» Work to complete
Print all of the entries exactly, minus the pictures.

>> Begin

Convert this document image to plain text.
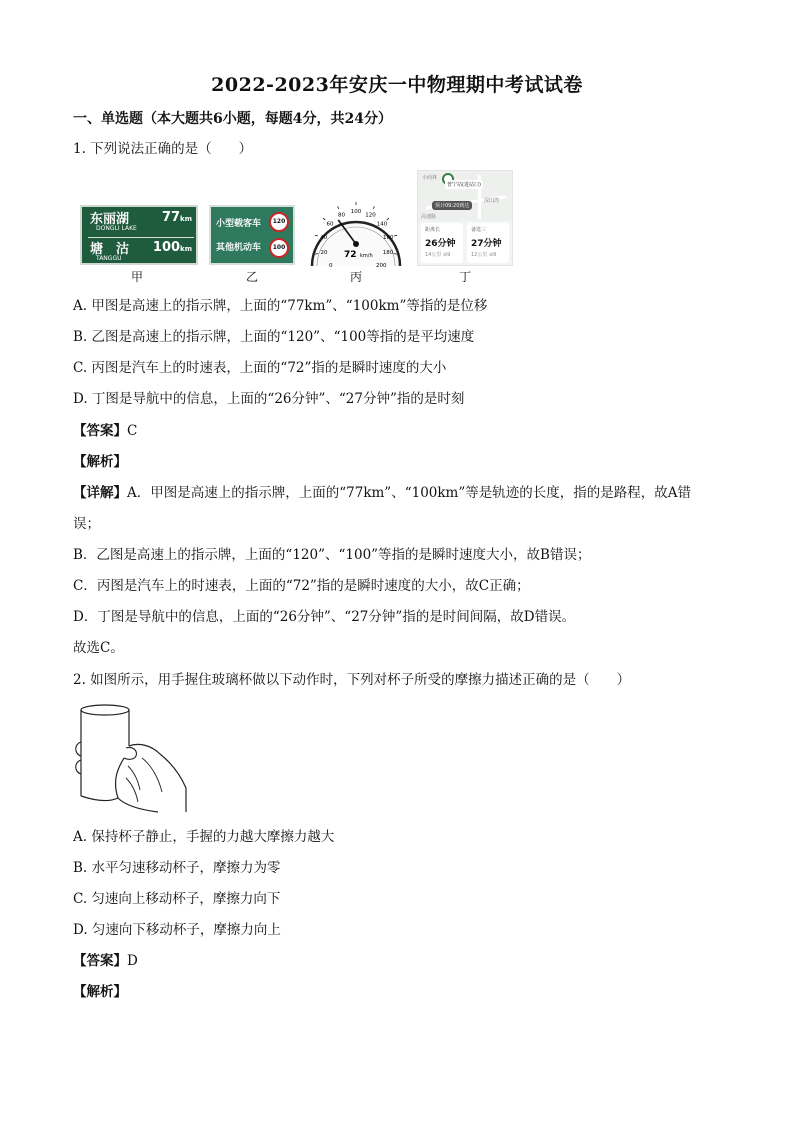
2022-2023年安庆一中物理期中考试试卷
一、单选题（本大题共6小题，每题4分，共24分）
1. 下列说法正确的是（　　）
东丽湖
DONGLI LAKE
77km
塘　沽
TANGGU
100km
甲
小型载客车	120
其他机动车	100
乙
0
20
40
60
80
100
120
140
160
180
200
72 km/h
丙
小商林
普宁站(进站口)
高速路
深田湾
预计09:20到达
距离长
26分钟
14公里 ⊖9
备选三
27分钟
12公里 ⊖9
丁
A. 甲图是高速上的指示牌，上面的“77km”、“100km”等指的是位移
B. 乙图是高速上的指示牌，上面的“120”、“100等指的是平均速度
C. 丙图是汽车上的时速表，上面的“72”指的是瞬时速度的大小
D. 丁图是导航中的信息，上面的“26分钟”、“27分钟”指的是时刻
【答案】C
【解析】
【详解】A．甲图是高速上的指示牌，上面的“77km”、“100km”等是轨迹的长度，指的是路程，故A错
误；
B．乙图是高速上的指示牌，上面的“120”、“100”等指的是瞬时速度大小，故B错误；
C．丙图是汽车上的时速表，上面的“72”指的是瞬时速度的大小，故C正确；
D．丁图是导航中的信息，上面的“26分钟”、“27分钟”指的是时间间隔，故D错误。
故选C。
2. 如图所示，用手握住玻璃杯做以下动作时，下列对杯子所受的摩擦力描述正确的是（　　）
A. 保持杯子静止，手握的力越大摩擦力越大
B. 水平匀速移动杯子，摩擦力为零
C. 匀速向上移动杯子，摩擦力向下
D. 匀速向下移动杯子，摩擦力向上
【答案】D
【解析】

>> End

» Written response
Convert this document image to plain text.
2022-2023年安庆一中物理期中考试试卷
一、单选题（本大题共6小题，每题4分，共24分）
1. 下列说法正确的是（　　）
东丽湖
DONGLI LAKE
77km
塘　沽
TANGGU
100km
甲
小型载客车	120
其他机动车	100
乙
0
20
40
60
80
100
120
140
160
180
200
72 km/h
丙
小商林
普宁站(进站口)
高速路
深田湾
预计09:20到达
距离长
26分钟
14公里 ⊖9
备选三
27分钟
12公里 ⊖9
丁
A. 甲图是高速上的指示牌，上面的“77km”、“100km”等指的是位移
B. 乙图是高速上的指示牌，上面的“120”、“100等指的是平均速度
C. 丙图是汽车上的时速表，上面的“72”指的是瞬时速度的大小
D. 丁图是导航中的信息，上面的“26分钟”、“27分钟”指的是时刻
【答案】C
【解析】
【详解】A．甲图是高速上的指示牌，上面的“77km”、“100km”等是轨迹的长度，指的是路程，故A错
误；
B．乙图是高速上的指示牌，上面的“120”、“100”等指的是瞬时速度大小，故B错误；
C．丙图是汽车上的时速表，上面的“72”指的是瞬时速度的大小，故C正确；
D．丁图是导航中的信息，上面的“26分钟”、“27分钟”指的是时间间隔，故D错误。
故选C。
2. 如图所示，用手握住玻璃杯做以下动作时，下列对杯子所受的摩擦力描述正确的是（　　）
A. 保持杯子静止，手握的力越大摩擦力越大
B. 水平匀速移动杯子，摩擦力为零
C. 匀速向上移动杯子，摩擦力向下
D. 匀速向下移动杯子，摩擦力向上
【答案】D
【解析】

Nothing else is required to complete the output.